#### Exercise description:
Copy exactly the run of lines that begins at the line with "Output a JSON" and ends at the final line of the entries.

#### Given records:
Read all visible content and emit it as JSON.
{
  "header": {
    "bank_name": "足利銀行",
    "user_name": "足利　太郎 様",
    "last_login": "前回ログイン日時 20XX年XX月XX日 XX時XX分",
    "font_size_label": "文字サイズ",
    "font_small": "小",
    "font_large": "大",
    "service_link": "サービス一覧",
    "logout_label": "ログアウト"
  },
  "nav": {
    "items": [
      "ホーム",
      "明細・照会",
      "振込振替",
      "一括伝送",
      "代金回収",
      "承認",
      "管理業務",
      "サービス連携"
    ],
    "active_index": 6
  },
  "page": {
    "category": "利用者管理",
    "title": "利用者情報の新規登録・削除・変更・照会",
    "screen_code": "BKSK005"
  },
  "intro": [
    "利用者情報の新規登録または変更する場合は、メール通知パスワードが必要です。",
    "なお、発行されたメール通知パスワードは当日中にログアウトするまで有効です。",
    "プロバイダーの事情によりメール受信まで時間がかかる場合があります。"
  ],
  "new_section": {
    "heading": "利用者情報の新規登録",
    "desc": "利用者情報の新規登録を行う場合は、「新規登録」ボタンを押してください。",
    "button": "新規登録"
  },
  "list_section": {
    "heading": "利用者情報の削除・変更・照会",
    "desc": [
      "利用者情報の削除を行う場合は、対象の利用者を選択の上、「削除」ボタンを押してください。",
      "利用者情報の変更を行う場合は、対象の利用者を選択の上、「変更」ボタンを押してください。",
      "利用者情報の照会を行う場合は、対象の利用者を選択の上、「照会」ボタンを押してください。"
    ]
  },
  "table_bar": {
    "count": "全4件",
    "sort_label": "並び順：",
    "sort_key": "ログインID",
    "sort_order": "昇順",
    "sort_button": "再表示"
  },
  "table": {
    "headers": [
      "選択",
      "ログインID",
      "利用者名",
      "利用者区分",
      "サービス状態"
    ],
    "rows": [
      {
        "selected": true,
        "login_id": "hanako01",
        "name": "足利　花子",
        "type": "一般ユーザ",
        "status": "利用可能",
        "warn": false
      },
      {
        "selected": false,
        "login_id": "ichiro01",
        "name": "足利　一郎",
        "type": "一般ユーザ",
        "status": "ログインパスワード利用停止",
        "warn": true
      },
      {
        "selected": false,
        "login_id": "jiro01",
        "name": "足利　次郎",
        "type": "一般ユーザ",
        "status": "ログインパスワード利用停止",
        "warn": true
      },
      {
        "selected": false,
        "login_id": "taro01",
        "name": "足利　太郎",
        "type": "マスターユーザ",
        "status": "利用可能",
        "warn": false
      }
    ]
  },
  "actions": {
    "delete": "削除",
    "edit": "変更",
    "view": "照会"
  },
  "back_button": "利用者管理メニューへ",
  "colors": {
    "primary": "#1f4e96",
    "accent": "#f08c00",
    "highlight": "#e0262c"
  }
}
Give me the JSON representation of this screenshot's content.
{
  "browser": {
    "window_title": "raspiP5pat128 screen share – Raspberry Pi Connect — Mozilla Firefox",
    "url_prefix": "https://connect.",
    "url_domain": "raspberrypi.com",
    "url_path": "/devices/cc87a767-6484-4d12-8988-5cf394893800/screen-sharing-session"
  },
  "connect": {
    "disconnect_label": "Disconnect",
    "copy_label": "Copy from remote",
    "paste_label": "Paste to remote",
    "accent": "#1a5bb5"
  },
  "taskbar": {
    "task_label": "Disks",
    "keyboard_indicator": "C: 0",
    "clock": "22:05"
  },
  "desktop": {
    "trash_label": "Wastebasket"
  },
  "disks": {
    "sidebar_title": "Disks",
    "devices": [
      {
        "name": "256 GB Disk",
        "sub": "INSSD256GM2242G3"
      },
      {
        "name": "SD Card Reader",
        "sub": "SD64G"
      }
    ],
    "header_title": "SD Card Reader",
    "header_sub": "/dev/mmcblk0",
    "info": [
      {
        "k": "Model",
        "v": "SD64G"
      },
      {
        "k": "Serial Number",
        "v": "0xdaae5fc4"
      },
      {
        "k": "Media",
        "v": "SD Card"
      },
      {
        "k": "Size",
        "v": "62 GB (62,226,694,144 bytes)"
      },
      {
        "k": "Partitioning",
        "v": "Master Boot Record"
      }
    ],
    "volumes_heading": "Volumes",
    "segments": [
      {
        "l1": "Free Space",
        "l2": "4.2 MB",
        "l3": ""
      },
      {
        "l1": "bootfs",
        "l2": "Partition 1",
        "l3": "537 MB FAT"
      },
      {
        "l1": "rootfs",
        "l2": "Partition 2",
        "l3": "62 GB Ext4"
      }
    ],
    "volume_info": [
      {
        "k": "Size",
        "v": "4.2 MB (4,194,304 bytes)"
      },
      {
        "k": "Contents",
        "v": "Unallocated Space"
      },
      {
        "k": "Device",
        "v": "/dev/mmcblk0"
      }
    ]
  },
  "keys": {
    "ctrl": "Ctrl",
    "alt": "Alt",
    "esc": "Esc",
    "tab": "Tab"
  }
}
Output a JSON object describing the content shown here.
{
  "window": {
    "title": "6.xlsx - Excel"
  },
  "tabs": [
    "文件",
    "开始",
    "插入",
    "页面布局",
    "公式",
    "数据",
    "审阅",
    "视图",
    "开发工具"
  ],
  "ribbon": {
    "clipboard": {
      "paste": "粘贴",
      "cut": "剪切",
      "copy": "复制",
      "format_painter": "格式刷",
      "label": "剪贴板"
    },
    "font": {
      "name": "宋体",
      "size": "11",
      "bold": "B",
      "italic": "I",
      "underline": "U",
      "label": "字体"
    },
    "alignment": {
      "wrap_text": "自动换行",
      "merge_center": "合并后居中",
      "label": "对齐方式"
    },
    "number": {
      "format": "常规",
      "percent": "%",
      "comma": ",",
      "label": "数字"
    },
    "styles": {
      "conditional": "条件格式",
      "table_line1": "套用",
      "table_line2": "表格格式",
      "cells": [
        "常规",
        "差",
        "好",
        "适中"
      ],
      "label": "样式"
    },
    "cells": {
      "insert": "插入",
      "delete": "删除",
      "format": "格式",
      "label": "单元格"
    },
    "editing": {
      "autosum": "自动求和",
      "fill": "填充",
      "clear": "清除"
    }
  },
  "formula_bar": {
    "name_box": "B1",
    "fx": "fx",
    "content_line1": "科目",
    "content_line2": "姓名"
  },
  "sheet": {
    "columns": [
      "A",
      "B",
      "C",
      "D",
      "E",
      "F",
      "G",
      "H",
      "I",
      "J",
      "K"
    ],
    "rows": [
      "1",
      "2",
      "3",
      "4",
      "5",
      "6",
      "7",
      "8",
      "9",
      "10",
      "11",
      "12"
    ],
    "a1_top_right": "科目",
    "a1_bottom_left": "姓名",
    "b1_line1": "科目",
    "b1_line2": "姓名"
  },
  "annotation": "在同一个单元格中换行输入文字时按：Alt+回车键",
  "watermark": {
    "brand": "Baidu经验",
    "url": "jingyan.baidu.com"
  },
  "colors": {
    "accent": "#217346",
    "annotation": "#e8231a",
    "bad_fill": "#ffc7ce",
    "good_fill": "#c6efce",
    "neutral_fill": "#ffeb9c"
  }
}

#### Expected answer:
Output a JSON object describing the content shown here.
{
  "window": {
    "title": "6.xlsx - Excel"
  },
  "tabs": [
    "文件",
    "开始",
    "插入",
    "页面布局",
    "公式",
    "数据",
    "审阅",
    "视图",
    "开发工具"
  ],
  "ribbon": {
    "clipboard": {
      "paste": "粘贴",
      "cut": "剪切",
      "copy": "复制",
      "format_painter": "格式刷",
      "label": "剪贴板"
    },
    "font": {
      "name": "宋体",
      "size": "11",
      "bold": "B",
      "italic": "I",
      "underline": "U",
      "label": "字体"
    },
    "alignment": {
      "wrap_text": "自动换行",
      "merge_center": "合并后居中",
      "label": "对齐方式"
    },
    "number": {
      "format": "常规",
      "percent": "%",
      "comma": ",",
      "label": "数字"
    },
    "styles": {
      "conditional": "条件格式",
      "table_line1": "套用",
      "table_line2": "表格格式",
      "cells": [
        "常规",
        "差",
        "好",
        "适中"
      ],
      "label": "样式"
    },
    "cells": {
      "insert": "插入",
      "delete": "删除",
      "format": "格式",
      "label": "单元格"
    },
    "editing": {
      "autosum": "自动求和",
      "fill": "填充",
      "clear": "清除"
    }
  },
  "formula_bar": {
    "name_box": "B1",
    "fx": "fx",
    "content_line1": "科目",
    "content_line2": "姓名"
  },
  "sheet": {
    "columns": [
      "A",
      "B",
      "C",
      "D",
      "E",
      "F",
      "G",
      "H",
      "I",
      "J",
      "K"
    ],
    "rows": [
      "1",
      "2",
      "3",
      "4",
      "5",
      "6",
      "7",
      "8",
      "9",
      "10",
      "11",
      "12"
    ],
    "a1_top_right": "科目",
    "a1_bottom_left": "姓名",
    "b1_line1": "科目",
    "b1_line2": "姓名"
  },
  "annotation": "在同一个单元格中换行输入文字时按：Alt+回车键",
  "watermark": {
    "brand": "Baidu经验",
    "url": "jingyan.baidu.com"
  },
  "colors": {
    "accent": "#217346",
    "annotation": "#e8231a",
    "bad_fill": "#ffc7ce",
    "good_fill": "#c6efce",
    "neutral_fill": "#ffeb9c"
  }
}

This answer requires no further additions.